-- Exercise description --
Sort through the data and copy the lines holding the word "title".

-- Provided entries --

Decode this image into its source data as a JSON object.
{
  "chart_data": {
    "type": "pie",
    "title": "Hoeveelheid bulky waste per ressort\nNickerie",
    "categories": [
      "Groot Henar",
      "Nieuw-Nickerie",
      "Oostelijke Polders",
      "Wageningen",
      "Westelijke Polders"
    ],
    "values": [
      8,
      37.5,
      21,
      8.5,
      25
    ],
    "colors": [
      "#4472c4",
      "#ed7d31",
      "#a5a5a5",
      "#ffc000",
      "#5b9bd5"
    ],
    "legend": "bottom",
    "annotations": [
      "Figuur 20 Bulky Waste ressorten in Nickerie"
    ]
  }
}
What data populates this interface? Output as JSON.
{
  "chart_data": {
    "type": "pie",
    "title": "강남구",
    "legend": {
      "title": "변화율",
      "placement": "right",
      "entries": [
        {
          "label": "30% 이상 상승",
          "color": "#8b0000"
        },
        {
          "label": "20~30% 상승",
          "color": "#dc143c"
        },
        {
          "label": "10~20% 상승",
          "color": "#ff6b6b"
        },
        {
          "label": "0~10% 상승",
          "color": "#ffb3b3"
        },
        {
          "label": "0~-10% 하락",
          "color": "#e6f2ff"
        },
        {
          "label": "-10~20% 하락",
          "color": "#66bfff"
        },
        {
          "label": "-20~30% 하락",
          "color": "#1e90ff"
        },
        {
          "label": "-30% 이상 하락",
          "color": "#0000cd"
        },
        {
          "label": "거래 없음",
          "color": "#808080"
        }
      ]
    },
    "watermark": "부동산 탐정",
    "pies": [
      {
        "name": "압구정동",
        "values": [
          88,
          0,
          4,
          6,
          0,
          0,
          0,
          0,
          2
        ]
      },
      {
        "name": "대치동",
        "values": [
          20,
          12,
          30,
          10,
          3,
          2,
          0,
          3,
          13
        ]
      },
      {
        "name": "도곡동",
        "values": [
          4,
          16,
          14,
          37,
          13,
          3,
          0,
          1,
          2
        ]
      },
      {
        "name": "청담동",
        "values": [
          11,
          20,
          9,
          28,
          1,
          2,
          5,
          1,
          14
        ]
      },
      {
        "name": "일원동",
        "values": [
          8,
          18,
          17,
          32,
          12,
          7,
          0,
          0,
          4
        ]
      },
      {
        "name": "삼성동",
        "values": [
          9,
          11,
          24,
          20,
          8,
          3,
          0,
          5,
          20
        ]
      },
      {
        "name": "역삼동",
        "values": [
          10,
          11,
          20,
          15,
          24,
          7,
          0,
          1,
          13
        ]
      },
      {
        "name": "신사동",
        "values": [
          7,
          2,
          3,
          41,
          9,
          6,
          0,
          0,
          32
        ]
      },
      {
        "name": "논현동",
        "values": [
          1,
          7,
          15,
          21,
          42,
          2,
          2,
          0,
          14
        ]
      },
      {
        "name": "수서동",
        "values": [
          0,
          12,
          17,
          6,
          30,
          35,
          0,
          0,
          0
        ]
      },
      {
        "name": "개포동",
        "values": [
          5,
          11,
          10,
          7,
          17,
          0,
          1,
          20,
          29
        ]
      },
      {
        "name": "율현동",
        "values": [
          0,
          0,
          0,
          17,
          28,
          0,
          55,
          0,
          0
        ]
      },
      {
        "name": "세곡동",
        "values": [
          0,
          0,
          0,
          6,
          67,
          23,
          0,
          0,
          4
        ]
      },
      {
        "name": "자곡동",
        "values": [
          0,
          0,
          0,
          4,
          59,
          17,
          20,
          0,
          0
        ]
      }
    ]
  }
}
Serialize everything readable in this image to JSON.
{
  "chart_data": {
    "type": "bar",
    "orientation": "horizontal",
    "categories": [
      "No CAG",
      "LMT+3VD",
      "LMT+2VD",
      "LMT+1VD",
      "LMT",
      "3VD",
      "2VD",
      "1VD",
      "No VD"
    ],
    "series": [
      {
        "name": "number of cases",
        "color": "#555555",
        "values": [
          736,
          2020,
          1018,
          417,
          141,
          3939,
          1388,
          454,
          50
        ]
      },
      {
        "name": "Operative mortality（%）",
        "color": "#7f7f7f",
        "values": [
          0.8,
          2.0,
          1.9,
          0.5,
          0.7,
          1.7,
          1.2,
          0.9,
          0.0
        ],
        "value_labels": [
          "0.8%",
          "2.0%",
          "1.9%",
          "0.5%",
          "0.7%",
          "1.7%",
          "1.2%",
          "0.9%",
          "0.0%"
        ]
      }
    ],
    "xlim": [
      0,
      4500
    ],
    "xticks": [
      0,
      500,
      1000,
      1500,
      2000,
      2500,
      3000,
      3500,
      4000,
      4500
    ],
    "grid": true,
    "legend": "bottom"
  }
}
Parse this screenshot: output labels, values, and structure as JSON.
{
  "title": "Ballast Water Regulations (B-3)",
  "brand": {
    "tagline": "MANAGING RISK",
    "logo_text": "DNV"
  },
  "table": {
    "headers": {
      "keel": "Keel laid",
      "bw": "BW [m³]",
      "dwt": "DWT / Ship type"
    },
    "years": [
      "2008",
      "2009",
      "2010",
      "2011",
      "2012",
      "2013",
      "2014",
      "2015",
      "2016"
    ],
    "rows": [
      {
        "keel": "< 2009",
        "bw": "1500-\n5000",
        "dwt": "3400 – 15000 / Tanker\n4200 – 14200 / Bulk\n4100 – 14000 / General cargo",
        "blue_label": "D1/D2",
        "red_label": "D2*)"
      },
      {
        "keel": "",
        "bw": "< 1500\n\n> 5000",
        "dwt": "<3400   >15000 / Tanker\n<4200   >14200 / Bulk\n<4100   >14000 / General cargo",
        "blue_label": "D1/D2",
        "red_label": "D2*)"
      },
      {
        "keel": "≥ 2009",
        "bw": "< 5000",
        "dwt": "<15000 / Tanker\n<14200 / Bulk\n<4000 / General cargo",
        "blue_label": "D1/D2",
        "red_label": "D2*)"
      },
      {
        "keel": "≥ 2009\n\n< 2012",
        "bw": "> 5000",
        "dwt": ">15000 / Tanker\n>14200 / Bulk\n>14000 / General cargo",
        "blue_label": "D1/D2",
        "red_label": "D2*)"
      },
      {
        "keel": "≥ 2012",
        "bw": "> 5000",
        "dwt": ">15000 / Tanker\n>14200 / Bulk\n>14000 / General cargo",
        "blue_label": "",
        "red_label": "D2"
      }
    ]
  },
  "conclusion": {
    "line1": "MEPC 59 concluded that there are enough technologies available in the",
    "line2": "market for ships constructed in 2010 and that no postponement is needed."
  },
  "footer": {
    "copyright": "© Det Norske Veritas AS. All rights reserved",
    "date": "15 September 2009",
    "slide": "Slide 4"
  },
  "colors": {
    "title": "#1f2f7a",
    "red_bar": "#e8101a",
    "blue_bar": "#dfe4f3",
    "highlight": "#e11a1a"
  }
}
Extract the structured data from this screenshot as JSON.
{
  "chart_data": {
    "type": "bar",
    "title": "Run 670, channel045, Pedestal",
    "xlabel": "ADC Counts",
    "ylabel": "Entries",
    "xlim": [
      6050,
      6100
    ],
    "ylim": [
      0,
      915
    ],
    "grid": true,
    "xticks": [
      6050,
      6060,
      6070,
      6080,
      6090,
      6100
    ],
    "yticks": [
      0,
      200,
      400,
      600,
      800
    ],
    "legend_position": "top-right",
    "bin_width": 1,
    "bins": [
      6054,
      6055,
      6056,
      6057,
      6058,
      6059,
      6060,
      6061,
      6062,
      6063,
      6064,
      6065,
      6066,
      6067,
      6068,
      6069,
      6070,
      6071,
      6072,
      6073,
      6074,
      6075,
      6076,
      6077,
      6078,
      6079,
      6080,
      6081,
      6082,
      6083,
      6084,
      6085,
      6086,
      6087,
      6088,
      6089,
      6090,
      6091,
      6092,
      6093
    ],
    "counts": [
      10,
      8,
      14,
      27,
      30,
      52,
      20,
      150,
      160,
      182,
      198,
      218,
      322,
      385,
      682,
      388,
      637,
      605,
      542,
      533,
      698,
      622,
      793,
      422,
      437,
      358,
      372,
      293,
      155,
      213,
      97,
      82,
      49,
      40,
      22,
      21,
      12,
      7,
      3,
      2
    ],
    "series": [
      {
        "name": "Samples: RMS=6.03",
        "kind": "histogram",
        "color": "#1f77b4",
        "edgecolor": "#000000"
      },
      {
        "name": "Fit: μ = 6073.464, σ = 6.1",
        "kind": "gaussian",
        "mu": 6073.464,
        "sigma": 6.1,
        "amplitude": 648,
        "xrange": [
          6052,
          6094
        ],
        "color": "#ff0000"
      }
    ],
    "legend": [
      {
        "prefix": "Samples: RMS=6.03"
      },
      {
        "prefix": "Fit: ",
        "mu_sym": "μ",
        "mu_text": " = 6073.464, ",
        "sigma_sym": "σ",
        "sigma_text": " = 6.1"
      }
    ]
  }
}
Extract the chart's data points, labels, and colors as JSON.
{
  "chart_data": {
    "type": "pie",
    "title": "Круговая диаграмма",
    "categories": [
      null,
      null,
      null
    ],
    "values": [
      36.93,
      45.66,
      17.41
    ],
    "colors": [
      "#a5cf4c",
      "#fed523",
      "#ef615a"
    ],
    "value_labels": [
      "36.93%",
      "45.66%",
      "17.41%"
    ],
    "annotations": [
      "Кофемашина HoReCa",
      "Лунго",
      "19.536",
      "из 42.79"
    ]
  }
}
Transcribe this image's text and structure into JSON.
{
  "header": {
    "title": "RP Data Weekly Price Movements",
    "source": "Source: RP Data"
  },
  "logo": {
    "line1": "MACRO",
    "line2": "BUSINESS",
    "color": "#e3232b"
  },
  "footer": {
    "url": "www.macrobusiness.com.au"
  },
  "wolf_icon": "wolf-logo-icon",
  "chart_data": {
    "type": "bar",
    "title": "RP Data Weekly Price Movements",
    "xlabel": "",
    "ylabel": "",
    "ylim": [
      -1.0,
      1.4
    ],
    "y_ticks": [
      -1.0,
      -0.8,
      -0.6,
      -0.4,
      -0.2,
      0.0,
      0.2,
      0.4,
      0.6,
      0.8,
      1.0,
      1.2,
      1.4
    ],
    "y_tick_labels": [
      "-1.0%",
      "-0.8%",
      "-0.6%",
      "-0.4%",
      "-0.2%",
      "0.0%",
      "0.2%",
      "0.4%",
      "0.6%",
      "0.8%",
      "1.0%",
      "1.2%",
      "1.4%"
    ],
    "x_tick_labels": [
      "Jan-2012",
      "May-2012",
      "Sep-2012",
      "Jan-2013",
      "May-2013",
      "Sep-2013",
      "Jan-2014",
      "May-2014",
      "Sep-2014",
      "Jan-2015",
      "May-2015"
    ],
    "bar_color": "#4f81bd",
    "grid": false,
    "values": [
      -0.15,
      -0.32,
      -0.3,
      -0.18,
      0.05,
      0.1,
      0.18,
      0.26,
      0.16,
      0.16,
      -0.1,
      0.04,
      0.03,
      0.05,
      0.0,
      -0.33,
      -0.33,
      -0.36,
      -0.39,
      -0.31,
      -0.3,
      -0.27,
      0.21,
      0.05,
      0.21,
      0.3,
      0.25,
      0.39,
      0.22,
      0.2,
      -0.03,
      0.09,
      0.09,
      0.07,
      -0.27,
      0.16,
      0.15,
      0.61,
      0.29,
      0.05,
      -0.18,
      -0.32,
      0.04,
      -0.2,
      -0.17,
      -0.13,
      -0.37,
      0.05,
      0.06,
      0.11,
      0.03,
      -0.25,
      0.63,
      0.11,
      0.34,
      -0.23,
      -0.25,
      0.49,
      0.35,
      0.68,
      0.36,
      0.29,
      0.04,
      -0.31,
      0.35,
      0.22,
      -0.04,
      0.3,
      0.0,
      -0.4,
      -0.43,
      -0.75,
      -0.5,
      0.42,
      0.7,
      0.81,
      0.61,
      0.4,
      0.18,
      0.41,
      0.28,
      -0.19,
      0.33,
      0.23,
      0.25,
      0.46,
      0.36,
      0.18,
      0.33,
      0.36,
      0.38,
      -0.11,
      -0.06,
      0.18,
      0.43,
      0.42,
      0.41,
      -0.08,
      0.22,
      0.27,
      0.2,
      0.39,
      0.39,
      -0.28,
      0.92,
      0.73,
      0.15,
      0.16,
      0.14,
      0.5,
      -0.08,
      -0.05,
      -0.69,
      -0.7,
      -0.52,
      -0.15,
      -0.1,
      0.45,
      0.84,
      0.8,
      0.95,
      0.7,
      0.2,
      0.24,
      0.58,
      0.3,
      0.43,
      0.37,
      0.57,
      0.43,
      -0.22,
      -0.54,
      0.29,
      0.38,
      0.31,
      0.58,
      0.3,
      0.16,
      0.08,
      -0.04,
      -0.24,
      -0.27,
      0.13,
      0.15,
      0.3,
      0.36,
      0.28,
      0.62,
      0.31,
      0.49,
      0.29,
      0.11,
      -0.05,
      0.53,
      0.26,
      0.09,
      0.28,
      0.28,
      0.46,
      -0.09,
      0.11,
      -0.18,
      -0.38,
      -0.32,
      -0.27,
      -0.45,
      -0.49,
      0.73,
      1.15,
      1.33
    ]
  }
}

-- Exercise result --
    "title": "Hoeveelheid bulky waste per ressort\nNickerie",
    "title": "강남구",
      "title": "변화율",
  "title": "Ballast Water Regulations (B-3)",
    "title": "#1f2f7a",
    "title": "Run 670, channel045, Pedestal",
    "title": "Круговая диаграмма",
    "title": "RP Data Weekly Price Movements",
    "title": "RP Data Weekly Price Movements",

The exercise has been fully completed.